[练习] 请把下面待分析文本中的一段原样抄录下来：从“零日漏洞利用行为分析系统数据集”开始，到“集种的数据共包含49个特征。”结束。

零日漏洞利用行为分析系统数据集

数据集根目录下分2个子目录，“01-攻击行为检测规则数据子集”和“02-攻击检测模型训练数据子集”。“01-攻击行为检测规则数据子集”主要为检测攻击行为的规则文件，该数据集是通过Snort.org、emergingthreats.net、suricata.io等公开渠道获取检测规则，并在此基础上进行整理、优化得到的数据集。该数据集的规则涵盖针对SQL注入攻击、缓冲区溢出攻击、通用漏洞利用攻击、Exploit Kit攻击、ActiveX控件漏洞利用、Shellcode注入与执行、跨站脚本攻击、CSRF攻击、命令注入攻击、恶意软件传播、加密货币挖矿、蠕虫传播、僵尸网络命令与控制、浏览器攻击、网络钓鱼、广告软件与潜在有害程序、端口扫描与探测、漏洞扫描行为、RPC远程过程调用攻击、DNS攻击、FTP协议攻击、SMTP邮件协议攻击、POP3/IMAP协议攻击、Telnet协议攻击、SNMP协议攻击、NetBIOS/SMB攻击、VoIP协议攻击、拒绝服务攻击（DoS/DDoS）、ICMP协议攻击、SCADA系统攻击等30余种常见网络攻击行为的检测规则。“02-攻击检测模型训练数据子集”源自UNSW-NB15数据集，该数据集是由澳大利亚新南威尔士大学（UNSW）网络安全实验室于2015年发布的现代网络入侵检测基准数据集。该数据集旨在解决传统数据集（如KDD99）特征过时、攻击场景单一等问题，通过模拟真实网络环境中的混合流量，为入侵检测系统的研究与评估提供更贴近现实的测试数据。该数据集包含正常流量和多种攻击流量，利用该数据集训练出的模型可以检测端口扫描、网络测绘、垃圾邮件、HTML渗透、后面攻击、拒绝服务攻击、漏洞利用、模糊测试、Shellcode、蠕虫、密码分析等10余种攻击行为。数据集种的数据共包含49个特征。

[数据集内容]

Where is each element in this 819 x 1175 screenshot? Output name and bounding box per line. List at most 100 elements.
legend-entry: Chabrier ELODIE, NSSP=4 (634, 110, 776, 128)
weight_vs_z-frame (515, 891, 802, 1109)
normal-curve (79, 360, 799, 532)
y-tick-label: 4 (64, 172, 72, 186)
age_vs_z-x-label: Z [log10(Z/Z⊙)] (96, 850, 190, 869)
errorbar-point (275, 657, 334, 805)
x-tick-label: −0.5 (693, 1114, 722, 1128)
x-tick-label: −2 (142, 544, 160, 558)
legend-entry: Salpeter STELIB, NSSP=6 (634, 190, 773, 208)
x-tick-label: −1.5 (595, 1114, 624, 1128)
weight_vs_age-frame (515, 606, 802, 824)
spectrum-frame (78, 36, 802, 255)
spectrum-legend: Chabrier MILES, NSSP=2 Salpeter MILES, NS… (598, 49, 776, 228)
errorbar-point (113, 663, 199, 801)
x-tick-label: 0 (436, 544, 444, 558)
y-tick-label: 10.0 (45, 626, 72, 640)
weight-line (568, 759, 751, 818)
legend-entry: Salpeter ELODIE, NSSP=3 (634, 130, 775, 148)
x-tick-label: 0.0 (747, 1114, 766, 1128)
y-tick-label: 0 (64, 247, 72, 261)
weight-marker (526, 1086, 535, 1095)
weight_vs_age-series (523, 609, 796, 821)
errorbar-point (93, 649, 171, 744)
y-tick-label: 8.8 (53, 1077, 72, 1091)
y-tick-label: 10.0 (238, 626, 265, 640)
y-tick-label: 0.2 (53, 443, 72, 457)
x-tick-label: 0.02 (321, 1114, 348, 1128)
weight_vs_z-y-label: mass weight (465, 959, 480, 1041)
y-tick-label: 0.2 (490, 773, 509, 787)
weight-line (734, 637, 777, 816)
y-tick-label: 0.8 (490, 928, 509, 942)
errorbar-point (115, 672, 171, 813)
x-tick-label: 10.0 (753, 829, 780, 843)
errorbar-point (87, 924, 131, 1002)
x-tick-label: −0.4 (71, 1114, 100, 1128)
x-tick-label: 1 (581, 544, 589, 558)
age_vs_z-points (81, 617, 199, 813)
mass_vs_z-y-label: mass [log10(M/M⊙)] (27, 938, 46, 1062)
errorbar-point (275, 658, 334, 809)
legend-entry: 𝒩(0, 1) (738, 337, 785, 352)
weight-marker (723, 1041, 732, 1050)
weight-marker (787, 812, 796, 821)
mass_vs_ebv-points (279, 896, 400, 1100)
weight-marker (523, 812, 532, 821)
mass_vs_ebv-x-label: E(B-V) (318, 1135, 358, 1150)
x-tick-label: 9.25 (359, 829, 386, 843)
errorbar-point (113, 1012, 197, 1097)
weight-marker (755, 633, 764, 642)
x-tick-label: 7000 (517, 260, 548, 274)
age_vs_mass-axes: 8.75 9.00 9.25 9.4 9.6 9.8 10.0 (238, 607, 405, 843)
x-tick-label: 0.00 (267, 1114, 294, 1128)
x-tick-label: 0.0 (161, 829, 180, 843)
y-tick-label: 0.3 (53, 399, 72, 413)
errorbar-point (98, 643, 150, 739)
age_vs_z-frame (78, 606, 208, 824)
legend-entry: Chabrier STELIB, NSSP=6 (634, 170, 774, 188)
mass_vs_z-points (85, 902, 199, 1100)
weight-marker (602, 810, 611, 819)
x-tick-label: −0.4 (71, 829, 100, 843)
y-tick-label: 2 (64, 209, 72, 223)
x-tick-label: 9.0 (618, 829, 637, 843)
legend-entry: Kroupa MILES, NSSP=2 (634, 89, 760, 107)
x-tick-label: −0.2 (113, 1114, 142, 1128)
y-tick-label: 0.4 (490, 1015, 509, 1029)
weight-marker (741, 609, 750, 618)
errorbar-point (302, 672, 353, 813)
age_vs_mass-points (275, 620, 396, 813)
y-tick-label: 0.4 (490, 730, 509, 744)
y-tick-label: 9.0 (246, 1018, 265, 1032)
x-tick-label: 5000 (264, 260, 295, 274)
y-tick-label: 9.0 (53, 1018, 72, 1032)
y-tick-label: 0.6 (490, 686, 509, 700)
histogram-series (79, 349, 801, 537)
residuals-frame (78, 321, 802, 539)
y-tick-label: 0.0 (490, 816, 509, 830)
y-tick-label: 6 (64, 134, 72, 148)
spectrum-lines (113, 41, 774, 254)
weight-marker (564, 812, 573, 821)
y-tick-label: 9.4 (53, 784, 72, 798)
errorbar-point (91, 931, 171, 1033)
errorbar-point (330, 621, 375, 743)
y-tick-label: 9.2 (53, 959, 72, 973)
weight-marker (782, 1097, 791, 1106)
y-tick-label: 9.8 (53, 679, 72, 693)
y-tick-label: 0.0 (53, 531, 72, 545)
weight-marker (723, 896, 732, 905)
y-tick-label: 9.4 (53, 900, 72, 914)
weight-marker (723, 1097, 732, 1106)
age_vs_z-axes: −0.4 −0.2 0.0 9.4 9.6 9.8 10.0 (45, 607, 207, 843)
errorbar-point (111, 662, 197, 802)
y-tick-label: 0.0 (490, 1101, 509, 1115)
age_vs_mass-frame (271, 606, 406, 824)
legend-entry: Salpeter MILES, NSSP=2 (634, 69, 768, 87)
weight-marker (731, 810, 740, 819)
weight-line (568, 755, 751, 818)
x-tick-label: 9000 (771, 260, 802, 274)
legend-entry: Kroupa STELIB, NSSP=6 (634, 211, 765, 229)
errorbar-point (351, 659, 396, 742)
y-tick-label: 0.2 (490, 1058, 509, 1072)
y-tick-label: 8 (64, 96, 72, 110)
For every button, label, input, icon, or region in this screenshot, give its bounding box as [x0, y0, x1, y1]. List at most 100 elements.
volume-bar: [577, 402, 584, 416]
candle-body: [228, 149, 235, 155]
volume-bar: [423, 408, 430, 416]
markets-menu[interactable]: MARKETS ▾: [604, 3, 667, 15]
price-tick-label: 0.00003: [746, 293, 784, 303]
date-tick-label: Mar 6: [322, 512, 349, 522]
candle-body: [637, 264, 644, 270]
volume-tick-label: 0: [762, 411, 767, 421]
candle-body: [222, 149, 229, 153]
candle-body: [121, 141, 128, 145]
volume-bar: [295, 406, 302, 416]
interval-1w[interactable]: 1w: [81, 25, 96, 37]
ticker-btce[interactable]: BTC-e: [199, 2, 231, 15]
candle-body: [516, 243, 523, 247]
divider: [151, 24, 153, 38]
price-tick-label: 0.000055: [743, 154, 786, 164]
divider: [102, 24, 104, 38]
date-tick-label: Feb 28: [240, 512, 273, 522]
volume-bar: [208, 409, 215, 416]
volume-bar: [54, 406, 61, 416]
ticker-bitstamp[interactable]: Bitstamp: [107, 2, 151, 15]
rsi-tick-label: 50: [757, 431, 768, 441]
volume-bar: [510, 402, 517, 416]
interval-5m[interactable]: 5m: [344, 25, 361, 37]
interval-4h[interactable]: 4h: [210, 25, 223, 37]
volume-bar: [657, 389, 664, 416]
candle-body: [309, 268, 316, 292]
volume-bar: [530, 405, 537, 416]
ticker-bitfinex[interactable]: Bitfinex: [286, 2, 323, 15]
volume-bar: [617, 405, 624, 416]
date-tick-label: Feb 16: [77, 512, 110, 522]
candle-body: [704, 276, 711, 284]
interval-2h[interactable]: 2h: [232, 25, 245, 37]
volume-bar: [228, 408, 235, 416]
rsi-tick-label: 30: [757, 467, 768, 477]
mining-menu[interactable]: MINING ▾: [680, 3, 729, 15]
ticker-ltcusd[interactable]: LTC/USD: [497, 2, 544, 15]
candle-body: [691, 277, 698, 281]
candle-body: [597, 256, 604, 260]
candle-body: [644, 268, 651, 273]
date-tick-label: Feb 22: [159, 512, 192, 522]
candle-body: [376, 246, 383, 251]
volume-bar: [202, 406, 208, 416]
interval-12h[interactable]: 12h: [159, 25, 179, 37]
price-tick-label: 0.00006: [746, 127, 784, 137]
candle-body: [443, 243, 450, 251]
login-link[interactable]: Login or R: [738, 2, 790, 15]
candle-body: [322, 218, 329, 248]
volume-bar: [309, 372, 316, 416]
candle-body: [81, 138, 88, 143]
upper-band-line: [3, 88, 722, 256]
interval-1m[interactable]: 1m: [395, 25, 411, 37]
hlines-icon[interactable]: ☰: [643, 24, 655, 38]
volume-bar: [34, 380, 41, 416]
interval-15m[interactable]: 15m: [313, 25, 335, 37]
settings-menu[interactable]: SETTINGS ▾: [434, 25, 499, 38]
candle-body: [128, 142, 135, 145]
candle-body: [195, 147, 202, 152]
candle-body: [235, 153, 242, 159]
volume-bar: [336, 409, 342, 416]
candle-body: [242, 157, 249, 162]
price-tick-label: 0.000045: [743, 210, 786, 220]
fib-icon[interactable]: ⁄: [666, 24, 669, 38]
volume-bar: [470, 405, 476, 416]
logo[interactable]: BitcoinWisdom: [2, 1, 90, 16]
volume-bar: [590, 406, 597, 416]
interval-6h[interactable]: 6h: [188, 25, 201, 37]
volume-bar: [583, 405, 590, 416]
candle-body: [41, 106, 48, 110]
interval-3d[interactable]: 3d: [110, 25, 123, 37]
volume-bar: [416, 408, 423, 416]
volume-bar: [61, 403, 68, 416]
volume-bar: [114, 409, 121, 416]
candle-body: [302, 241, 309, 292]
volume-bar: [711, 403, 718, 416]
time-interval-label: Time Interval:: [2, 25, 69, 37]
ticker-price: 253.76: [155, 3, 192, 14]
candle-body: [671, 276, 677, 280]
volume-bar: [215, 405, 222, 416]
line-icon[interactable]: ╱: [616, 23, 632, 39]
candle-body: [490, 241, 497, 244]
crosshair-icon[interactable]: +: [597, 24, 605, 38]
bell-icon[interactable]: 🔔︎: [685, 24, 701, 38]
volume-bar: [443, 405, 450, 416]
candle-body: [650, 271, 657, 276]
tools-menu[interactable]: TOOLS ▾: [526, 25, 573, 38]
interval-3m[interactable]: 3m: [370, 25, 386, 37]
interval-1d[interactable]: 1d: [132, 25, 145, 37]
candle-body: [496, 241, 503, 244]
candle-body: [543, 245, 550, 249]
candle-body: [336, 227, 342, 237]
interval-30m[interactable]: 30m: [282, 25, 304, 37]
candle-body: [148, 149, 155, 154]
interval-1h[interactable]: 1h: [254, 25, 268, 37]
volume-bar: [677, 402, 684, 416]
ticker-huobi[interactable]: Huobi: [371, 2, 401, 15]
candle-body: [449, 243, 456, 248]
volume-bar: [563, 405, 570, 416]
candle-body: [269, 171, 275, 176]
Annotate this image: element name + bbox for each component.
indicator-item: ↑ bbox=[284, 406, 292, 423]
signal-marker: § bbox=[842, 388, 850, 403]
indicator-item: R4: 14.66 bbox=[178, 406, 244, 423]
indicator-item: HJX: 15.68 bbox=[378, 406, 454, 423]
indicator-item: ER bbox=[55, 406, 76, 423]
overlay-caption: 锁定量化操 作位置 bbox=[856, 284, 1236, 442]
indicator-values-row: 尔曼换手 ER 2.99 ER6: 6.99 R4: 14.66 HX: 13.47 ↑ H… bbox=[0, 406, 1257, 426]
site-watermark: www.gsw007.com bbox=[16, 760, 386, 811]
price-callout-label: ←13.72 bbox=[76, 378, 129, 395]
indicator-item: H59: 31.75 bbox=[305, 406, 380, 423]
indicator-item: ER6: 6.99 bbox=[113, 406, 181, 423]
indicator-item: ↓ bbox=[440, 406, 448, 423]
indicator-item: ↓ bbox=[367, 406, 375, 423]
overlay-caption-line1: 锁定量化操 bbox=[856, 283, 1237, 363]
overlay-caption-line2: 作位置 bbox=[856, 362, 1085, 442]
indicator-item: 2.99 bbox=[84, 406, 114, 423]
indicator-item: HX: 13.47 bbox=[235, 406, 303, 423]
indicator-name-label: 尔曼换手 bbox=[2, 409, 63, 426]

[回答]
零日漏洞利用行为分析系统数据集

数据集根目录下分2个子目录，“01-攻击行为检测规则数据子集”和“02-攻击检测模型训练数据子集”。“01-攻击行为检测规则数据子集”主要为检测攻击行为的规则文件，该数据集是通过Snort.org、emergingthreats.net、suricata.io等公开渠道获取检测规则，并在此基础上进行整理、优化得到的数据集。该数据集的规则涵盖针对SQL注入攻击、缓冲区溢出攻击、通用漏洞利用攻击、Exploit Kit攻击、ActiveX控件漏洞利用、Shellcode注入与执行、跨站脚本攻击、CSRF攻击、命令注入攻击、恶意软件传播、加密货币挖矿、蠕虫传播、僵尸网络命令与控制、浏览器攻击、网络钓鱼、广告软件与潜在有害程序、端口扫描与探测、漏洞扫描行为、RPC远程过程调用攻击、DNS攻击、FTP协议攻击、SMTP邮件协议攻击、POP3/IMAP协议攻击、Telnet协议攻击、SNMP协议攻击、NetBIOS/SMB攻击、VoIP协议攻击、拒绝服务攻击（DoS/DDoS）、ICMP协议攻击、SCADA系统攻击等30余种常见网络攻击行为的检测规则。“02-攻击检测模型训练数据子集”源自UNSW-NB15数据集，该数据集是由澳大利亚新南威尔士大学（UNSW）网络安全实验室于2015年发布的现代网络入侵检测基准数据集。该数据集旨在解决传统数据集（如KDD99）特征过时、攻击场景单一等问题，通过模拟真实网络环境中的混合流量，为入侵检测系统的研究与评估提供更贴近现实的测试数据。该数据集包含正常流量和多种攻击流量，利用该数据集训练出的模型可以检测端口扫描、网络测绘、垃圾邮件、HTML渗透、后面攻击、拒绝服务攻击、漏洞利用、模糊测试、Shellcode、蠕虫、密码分析等10余种攻击行为。数据集种的数据共包含49个特征。